** BEGIN Data to use **

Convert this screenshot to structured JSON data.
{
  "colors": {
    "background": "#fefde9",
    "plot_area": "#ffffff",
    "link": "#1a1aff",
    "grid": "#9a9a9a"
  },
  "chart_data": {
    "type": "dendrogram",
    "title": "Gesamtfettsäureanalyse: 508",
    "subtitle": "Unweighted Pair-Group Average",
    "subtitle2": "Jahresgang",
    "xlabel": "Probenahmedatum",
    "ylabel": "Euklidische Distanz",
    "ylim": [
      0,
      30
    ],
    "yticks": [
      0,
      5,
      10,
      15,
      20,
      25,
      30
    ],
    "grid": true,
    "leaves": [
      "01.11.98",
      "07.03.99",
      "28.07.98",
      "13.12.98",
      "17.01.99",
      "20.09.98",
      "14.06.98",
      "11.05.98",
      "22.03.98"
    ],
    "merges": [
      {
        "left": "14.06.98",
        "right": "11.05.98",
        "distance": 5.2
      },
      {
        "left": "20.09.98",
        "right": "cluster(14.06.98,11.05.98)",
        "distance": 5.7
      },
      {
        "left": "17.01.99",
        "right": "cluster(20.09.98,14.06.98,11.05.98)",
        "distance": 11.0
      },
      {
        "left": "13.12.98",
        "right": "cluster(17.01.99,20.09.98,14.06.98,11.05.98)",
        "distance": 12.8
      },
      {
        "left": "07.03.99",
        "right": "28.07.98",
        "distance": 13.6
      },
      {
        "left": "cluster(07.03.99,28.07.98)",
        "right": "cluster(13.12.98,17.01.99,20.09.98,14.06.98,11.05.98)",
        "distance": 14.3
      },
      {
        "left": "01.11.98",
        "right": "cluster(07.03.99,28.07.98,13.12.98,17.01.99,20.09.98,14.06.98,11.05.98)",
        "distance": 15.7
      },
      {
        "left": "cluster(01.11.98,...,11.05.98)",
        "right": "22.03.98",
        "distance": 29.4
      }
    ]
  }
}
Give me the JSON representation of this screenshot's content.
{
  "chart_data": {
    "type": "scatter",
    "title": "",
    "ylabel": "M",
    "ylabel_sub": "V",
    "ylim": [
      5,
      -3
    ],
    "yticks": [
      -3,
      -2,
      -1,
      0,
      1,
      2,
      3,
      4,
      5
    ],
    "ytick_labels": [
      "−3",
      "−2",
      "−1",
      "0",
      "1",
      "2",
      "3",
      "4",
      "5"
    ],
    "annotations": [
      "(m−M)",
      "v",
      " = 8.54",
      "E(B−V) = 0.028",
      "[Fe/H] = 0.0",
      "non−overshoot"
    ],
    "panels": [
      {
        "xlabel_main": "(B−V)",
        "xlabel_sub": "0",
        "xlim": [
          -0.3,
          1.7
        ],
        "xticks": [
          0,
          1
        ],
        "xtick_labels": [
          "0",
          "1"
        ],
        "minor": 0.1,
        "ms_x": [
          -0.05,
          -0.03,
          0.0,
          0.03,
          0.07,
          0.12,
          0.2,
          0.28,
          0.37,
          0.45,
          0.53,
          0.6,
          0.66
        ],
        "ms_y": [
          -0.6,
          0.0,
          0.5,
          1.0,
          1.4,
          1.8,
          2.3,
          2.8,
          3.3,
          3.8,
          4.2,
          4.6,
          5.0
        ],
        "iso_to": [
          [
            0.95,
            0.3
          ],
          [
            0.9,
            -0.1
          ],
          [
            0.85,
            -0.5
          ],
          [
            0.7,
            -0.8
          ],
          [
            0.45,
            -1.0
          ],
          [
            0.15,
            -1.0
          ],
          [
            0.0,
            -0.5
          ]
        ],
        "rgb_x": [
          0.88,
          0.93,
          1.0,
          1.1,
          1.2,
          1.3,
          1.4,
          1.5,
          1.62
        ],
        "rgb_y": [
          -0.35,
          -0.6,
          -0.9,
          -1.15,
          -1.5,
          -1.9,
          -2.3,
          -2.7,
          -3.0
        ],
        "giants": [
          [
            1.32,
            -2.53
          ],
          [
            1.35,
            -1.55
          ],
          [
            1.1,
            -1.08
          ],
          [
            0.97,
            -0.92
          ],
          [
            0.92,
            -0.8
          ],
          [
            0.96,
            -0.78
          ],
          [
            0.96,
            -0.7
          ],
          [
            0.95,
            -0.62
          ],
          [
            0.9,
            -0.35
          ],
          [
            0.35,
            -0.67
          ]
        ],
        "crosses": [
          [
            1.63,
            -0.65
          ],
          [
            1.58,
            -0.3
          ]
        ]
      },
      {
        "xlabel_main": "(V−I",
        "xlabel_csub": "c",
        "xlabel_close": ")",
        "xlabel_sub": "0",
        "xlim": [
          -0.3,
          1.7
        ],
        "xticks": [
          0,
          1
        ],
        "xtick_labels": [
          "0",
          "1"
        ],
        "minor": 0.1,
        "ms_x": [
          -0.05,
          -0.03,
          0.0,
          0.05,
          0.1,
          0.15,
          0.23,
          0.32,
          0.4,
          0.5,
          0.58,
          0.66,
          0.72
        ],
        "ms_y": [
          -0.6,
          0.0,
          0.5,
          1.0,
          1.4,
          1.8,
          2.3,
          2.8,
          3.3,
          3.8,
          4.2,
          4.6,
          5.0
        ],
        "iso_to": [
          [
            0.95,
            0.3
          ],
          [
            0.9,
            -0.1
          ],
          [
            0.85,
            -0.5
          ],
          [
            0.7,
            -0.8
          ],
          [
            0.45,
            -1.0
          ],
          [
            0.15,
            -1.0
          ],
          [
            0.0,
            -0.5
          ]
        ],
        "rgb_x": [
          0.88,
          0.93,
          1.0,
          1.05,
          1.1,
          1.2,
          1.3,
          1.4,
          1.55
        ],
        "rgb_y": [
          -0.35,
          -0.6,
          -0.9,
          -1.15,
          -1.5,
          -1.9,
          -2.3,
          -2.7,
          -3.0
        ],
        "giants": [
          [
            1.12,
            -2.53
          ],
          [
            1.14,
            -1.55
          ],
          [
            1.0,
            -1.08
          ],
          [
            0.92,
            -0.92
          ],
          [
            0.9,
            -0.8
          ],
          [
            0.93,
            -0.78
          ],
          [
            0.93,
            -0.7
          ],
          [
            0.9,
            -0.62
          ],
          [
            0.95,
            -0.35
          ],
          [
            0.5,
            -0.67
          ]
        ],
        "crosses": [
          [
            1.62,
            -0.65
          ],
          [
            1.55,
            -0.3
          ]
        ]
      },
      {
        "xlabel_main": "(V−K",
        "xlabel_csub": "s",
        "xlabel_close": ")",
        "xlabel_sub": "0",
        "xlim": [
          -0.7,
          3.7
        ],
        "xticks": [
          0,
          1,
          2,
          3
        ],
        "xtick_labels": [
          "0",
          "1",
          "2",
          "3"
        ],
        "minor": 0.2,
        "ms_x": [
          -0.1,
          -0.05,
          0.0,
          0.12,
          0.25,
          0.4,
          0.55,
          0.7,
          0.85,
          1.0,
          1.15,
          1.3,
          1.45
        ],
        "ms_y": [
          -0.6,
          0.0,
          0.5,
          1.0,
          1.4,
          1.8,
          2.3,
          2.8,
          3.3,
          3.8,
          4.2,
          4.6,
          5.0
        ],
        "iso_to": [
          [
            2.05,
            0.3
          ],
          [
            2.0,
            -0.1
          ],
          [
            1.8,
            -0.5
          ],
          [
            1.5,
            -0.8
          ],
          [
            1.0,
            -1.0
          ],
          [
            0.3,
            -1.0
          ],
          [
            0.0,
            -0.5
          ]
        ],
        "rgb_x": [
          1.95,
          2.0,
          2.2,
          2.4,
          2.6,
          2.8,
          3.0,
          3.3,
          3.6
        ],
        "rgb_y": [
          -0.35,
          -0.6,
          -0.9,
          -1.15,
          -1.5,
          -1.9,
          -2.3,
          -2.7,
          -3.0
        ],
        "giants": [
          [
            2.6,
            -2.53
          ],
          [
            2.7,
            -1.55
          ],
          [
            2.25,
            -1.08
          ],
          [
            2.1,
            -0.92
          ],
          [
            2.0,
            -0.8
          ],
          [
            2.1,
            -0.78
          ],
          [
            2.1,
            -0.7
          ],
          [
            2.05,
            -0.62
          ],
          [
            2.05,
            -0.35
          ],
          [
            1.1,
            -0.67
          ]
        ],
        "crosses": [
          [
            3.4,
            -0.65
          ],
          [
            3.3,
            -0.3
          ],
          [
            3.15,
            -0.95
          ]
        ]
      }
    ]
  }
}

** END Data to use **

» **Exercise instructions**: Select every line of the material above holding the word "JSON" and copy it.

» **Complete output**:
Convert this screenshot to structured JSON data.
Give me the JSON representation of this screenshot's content.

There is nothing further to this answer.